*INSTRUCTION:* Answer with a single number, the count of lines holding the word "longueurs".

(Dataset entries on figures)
%%
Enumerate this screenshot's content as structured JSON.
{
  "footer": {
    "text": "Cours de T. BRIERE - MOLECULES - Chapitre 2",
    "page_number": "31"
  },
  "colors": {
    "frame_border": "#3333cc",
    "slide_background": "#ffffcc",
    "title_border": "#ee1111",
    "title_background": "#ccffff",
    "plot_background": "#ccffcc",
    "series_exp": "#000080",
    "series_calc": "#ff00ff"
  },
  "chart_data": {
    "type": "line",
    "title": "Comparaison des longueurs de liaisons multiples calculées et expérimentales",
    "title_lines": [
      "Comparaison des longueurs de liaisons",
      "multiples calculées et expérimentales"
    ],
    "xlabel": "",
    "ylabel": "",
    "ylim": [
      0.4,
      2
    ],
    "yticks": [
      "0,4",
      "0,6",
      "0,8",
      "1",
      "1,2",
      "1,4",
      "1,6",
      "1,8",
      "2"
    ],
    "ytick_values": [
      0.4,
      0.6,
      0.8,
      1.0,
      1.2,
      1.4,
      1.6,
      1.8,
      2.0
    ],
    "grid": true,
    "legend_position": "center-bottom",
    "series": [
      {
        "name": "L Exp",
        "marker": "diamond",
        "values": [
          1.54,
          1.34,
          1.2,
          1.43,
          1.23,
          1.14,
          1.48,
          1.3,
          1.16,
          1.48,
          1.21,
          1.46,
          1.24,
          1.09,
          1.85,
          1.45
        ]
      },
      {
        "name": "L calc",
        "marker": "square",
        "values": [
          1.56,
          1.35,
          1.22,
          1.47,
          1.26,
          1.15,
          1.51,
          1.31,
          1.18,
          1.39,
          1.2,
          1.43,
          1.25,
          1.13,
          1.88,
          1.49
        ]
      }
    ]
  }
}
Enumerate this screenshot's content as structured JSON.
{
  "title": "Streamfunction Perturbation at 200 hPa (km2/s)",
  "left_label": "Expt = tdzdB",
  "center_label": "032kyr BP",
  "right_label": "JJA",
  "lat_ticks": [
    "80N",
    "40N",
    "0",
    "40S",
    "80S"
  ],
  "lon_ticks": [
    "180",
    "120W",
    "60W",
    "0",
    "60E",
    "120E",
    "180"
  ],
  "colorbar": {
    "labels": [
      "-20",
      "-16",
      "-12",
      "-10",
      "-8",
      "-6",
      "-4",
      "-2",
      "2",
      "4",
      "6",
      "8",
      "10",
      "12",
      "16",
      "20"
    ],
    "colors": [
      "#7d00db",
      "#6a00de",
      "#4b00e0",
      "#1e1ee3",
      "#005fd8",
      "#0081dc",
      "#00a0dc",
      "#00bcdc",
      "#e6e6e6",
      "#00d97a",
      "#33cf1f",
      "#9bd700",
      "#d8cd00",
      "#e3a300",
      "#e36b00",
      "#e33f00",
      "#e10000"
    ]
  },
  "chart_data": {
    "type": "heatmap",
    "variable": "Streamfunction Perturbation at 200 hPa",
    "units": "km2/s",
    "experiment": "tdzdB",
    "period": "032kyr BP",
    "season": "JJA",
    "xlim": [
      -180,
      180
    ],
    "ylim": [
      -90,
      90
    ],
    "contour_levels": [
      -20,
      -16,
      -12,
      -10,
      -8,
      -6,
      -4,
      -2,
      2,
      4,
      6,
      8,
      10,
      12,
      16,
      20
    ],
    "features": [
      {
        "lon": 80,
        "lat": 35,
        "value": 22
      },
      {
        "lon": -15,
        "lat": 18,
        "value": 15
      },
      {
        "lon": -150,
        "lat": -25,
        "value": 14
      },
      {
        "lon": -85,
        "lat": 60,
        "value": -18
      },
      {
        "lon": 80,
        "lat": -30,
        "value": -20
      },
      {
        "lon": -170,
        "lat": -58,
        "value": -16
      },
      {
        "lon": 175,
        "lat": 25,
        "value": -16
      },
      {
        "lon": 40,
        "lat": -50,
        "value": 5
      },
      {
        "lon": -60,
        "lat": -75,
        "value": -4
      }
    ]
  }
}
%%
*SOLUTION FOR THIS TASK:* 2